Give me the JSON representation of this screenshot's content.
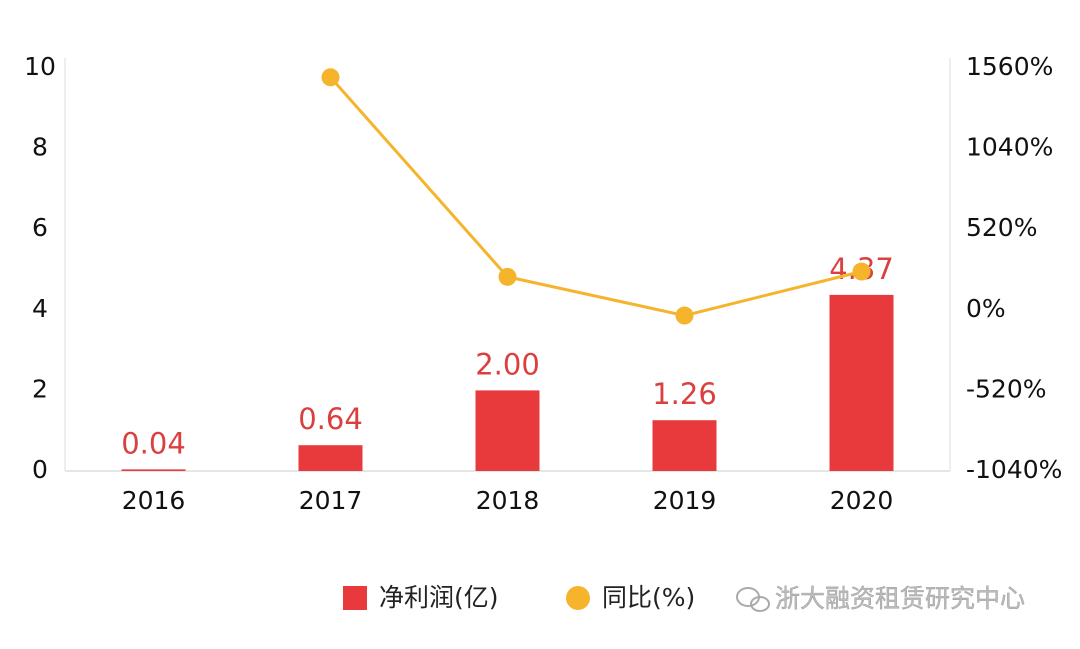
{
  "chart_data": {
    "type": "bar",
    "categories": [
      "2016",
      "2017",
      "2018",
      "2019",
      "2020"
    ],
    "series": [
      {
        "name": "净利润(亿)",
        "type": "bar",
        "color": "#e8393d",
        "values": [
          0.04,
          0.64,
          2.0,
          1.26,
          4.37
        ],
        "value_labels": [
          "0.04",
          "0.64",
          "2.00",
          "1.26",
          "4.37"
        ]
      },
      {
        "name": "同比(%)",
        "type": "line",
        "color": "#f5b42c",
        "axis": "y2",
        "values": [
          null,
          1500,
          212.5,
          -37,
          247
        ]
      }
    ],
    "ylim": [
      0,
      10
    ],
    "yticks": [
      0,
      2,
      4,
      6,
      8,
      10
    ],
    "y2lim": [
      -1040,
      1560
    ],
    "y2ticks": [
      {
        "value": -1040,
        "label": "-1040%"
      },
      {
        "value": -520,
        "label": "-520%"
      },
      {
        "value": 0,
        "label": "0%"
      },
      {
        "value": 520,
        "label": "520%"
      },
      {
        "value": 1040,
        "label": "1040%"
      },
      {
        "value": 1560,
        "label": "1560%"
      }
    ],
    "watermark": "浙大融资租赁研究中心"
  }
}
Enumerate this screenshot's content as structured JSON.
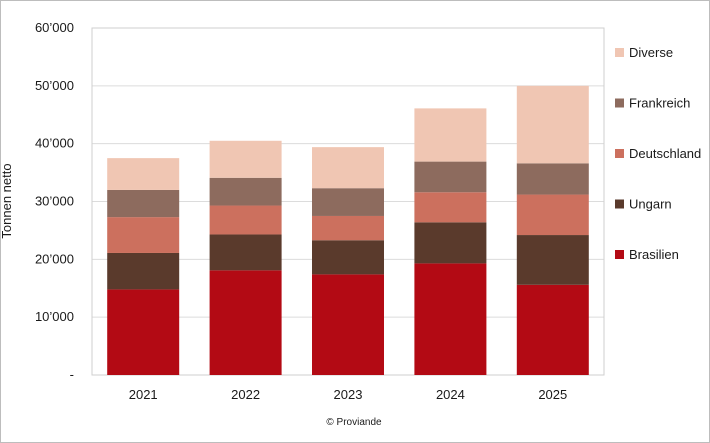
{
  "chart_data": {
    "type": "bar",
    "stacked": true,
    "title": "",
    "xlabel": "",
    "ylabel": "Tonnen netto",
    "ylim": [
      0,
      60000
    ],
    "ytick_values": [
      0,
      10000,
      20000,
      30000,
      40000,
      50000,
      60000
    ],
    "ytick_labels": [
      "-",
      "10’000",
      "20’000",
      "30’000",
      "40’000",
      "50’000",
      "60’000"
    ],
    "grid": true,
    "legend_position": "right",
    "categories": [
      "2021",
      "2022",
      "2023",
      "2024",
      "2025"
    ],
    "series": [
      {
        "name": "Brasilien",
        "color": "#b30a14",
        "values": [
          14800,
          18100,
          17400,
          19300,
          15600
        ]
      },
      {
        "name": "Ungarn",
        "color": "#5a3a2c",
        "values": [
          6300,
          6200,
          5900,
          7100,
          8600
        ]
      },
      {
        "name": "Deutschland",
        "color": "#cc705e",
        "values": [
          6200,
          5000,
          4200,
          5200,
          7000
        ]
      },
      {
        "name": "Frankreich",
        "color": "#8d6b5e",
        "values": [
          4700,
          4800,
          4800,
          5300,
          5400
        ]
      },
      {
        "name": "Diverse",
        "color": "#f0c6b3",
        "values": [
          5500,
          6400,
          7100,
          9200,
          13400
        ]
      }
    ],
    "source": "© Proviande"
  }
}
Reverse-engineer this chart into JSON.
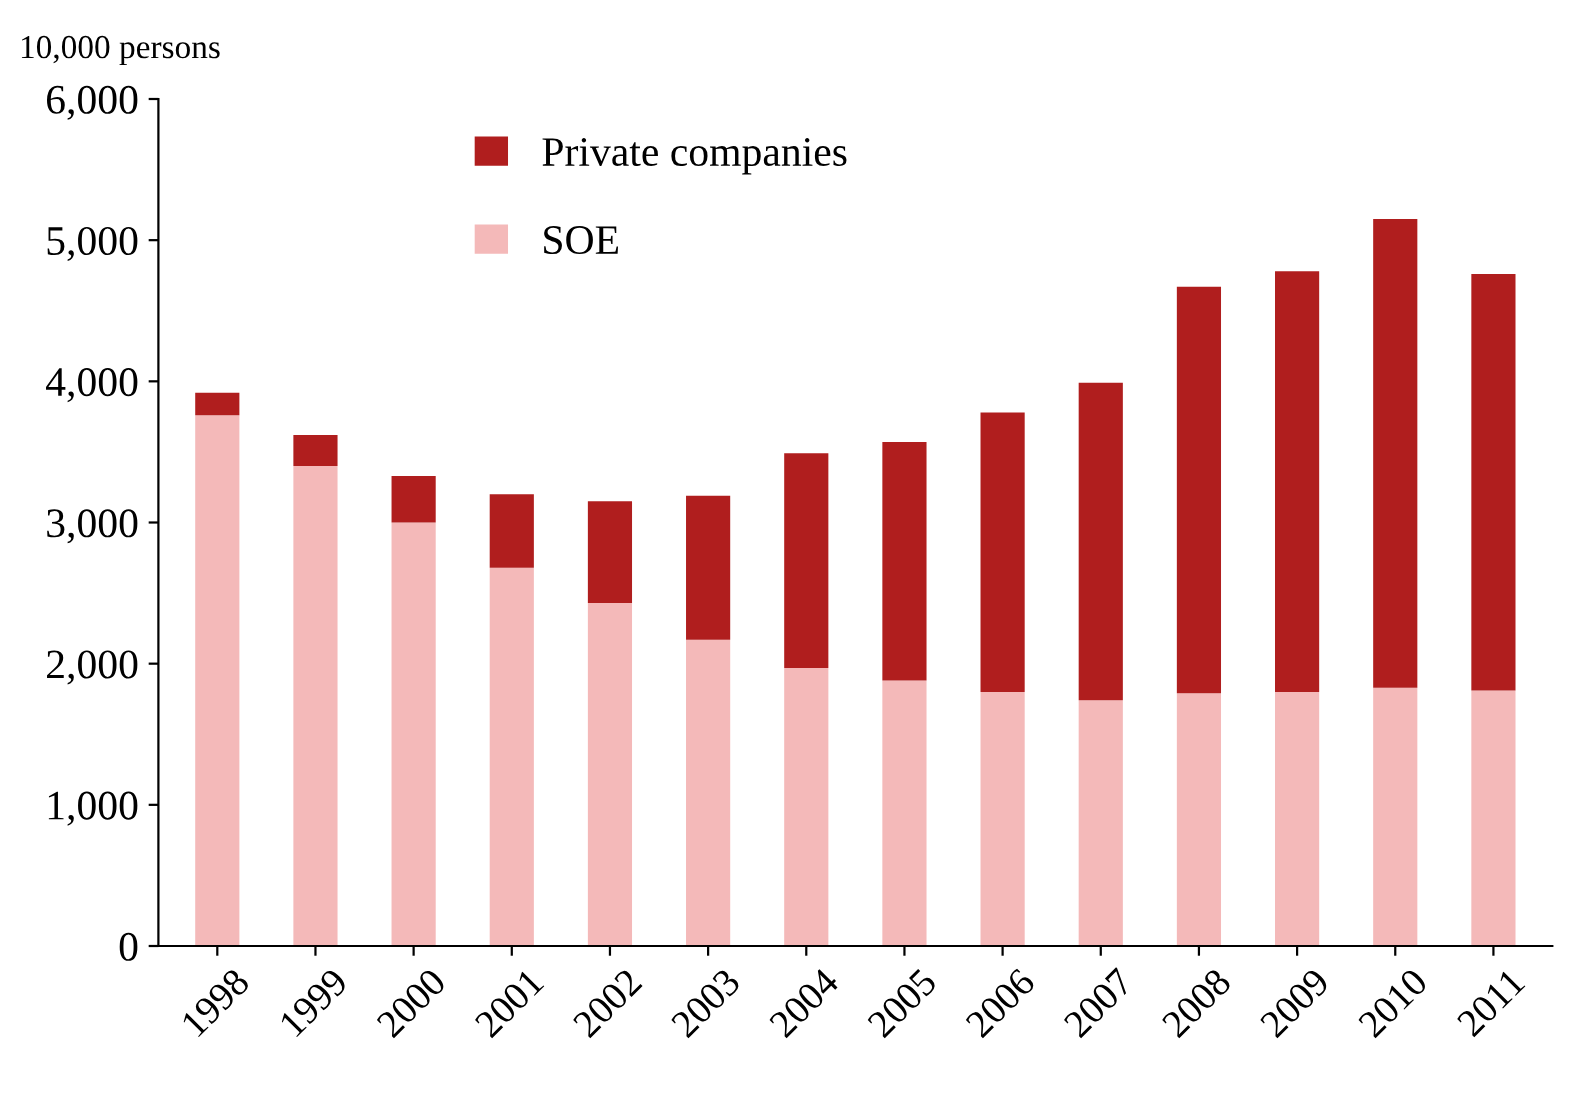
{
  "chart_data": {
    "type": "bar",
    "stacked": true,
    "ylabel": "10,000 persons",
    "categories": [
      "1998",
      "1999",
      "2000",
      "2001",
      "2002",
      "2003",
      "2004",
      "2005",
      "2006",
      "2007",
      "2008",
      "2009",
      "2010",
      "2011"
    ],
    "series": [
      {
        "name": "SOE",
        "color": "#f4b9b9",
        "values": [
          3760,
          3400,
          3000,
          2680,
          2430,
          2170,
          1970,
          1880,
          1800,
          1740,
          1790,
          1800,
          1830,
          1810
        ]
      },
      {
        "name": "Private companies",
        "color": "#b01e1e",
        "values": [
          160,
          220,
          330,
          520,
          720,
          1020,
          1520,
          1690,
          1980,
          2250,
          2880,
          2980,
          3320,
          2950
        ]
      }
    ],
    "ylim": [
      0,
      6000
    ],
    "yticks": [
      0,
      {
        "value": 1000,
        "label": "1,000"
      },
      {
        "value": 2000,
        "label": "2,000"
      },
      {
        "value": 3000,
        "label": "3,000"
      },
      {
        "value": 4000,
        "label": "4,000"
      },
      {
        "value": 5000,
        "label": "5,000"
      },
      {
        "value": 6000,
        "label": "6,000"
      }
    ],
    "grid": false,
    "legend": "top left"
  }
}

—————

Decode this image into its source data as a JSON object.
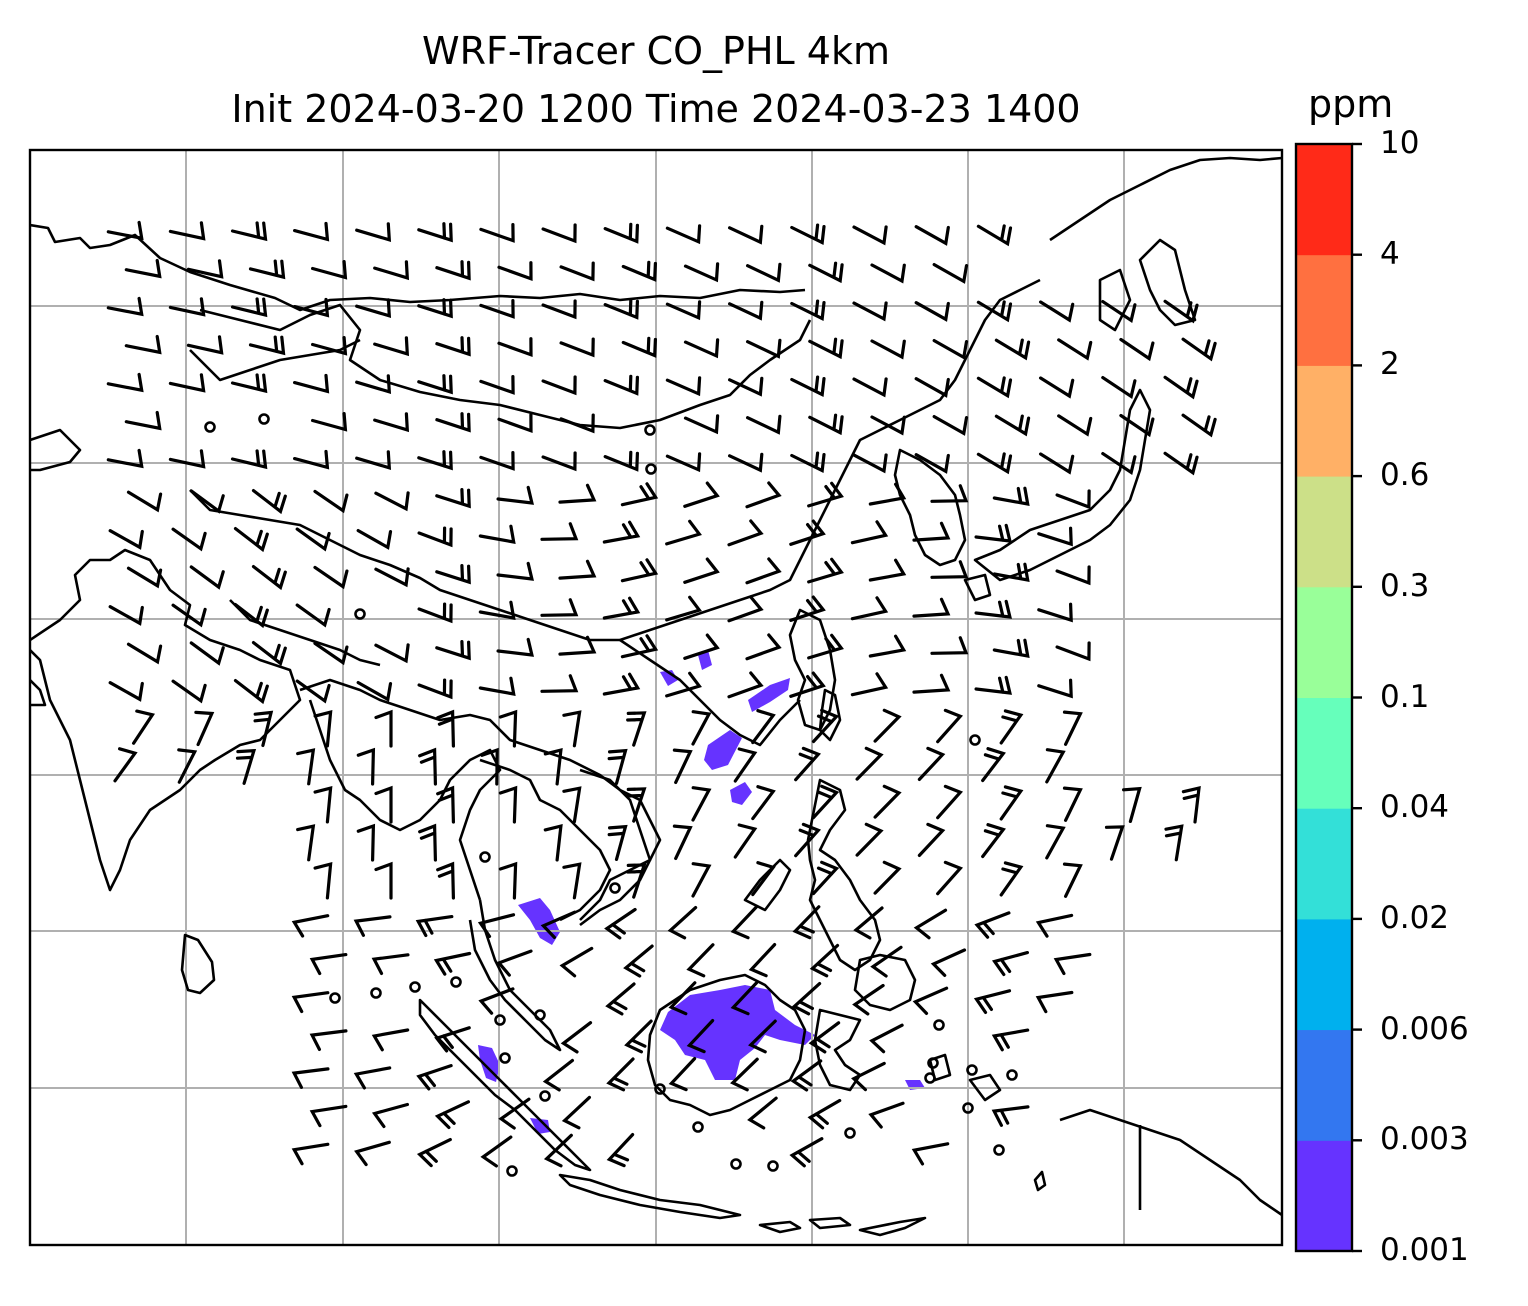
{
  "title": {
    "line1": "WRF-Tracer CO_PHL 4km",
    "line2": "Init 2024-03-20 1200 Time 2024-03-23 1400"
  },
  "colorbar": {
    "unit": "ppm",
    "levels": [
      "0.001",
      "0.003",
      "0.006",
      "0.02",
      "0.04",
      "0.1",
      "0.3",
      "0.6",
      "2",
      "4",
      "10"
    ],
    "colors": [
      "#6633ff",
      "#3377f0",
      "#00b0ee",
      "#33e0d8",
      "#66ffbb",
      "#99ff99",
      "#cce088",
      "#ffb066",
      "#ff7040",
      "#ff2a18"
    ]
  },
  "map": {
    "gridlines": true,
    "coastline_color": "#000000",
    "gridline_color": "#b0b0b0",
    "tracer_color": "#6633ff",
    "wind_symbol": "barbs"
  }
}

—————

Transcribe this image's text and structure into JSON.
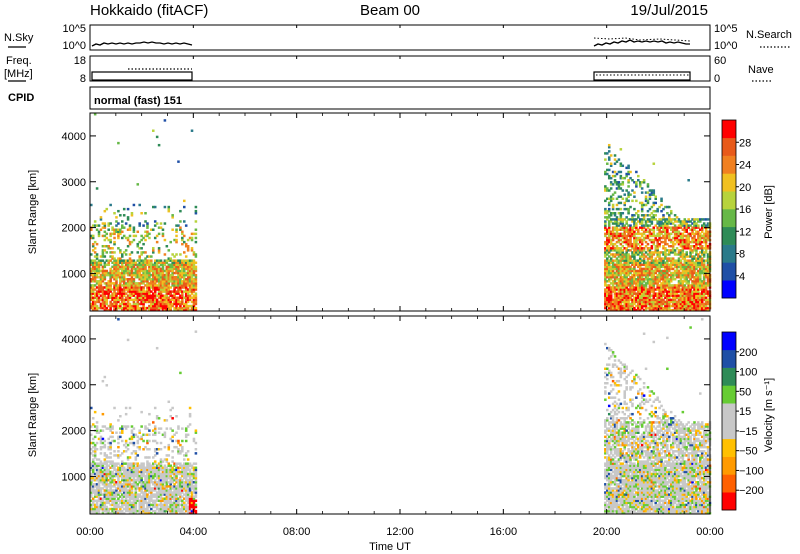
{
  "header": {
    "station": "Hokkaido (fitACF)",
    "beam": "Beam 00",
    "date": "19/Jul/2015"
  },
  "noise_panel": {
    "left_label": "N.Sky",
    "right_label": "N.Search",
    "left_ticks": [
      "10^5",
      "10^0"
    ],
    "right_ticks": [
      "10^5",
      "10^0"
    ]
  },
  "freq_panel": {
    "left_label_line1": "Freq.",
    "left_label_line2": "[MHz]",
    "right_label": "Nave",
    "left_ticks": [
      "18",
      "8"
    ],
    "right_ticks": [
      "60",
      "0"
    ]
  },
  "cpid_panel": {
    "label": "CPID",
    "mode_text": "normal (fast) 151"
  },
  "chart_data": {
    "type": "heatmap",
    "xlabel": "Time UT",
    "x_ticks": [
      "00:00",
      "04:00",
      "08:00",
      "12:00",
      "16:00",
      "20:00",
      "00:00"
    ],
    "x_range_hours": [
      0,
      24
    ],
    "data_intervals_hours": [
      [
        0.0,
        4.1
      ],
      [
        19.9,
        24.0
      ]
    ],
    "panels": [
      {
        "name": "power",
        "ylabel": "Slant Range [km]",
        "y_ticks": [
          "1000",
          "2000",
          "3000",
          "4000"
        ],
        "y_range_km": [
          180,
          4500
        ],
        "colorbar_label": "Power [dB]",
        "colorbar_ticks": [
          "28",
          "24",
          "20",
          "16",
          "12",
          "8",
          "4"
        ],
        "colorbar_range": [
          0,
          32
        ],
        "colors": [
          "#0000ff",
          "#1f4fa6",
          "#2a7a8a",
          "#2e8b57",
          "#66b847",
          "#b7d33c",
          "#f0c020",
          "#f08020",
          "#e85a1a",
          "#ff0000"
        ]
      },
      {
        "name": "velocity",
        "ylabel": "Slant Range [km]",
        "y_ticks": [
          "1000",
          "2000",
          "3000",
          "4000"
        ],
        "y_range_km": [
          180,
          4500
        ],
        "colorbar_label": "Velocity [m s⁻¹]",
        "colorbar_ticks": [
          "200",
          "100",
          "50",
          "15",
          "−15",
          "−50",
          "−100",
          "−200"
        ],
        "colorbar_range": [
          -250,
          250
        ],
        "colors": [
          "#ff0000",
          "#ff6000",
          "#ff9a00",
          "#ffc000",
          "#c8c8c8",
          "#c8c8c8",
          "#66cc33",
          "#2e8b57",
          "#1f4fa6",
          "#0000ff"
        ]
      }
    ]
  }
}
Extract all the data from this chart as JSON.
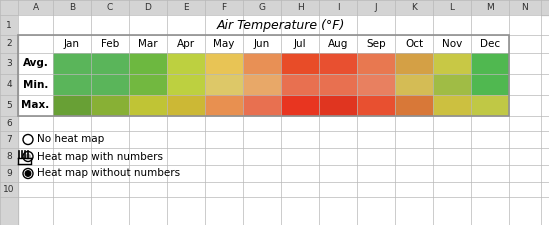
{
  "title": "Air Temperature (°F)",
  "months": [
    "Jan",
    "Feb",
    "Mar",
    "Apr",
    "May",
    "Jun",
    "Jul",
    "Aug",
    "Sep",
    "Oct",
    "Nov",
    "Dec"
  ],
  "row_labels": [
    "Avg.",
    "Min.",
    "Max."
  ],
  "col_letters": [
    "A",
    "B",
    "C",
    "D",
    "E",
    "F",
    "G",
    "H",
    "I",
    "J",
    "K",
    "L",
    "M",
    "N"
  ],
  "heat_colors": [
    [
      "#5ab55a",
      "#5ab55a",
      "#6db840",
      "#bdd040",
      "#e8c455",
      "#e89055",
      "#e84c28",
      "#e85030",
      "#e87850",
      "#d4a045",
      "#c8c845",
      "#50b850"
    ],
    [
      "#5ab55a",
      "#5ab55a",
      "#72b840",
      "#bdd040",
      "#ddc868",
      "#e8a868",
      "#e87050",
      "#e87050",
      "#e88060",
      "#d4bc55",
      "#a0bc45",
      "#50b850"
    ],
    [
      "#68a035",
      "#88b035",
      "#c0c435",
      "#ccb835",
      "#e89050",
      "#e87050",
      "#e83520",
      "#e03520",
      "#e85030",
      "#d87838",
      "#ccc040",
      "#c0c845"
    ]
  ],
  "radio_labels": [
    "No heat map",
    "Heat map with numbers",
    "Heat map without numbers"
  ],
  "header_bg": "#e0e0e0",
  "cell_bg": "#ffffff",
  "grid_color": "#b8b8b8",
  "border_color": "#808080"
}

—————

## [To be done]
Find each line holding the word "true" and copy it.

## [Task output]
    "stacked": true,
    "grid": true,
    "stacked": true,
    "gridlines": true,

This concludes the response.